- **Record extracts**
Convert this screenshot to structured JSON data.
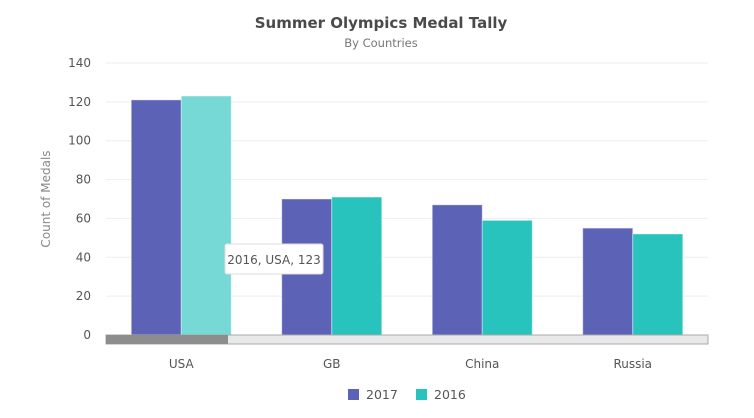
{
  "chart_data": {
    "type": "bar",
    "title": "Summer Olympics Medal Tally",
    "subtitle": "By Countries",
    "xlabel": "",
    "ylabel": "Count of Medals",
    "ylim": [
      0,
      140
    ],
    "yticks": [
      0,
      20,
      40,
      60,
      80,
      100,
      120,
      140
    ],
    "grid": true,
    "legend_position": "bottom",
    "categories": [
      "USA",
      "GB",
      "China",
      "Russia"
    ],
    "series": [
      {
        "name": "2017",
        "color": "#5c62b5",
        "values": [
          121,
          70,
          67,
          55
        ]
      },
      {
        "name": "2016",
        "color": "#29c3be",
        "values": [
          123,
          71,
          59,
          52
        ]
      }
    ],
    "tooltip": "2016, USA, 123",
    "hover_color": "#76d9d5"
  }
}
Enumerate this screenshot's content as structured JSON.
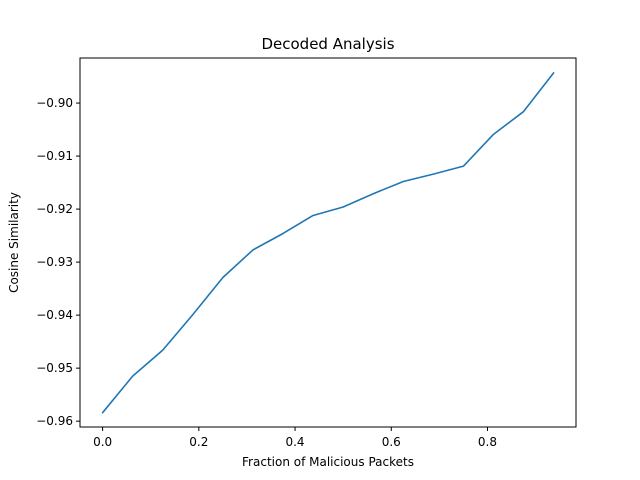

- **Problem to solve**
Go through the material and select each line with the string "screenshot" in it.

- **The output**
Convert this screenshot to structured JSON data.
Enumerate this screenshot's content as structured JSON.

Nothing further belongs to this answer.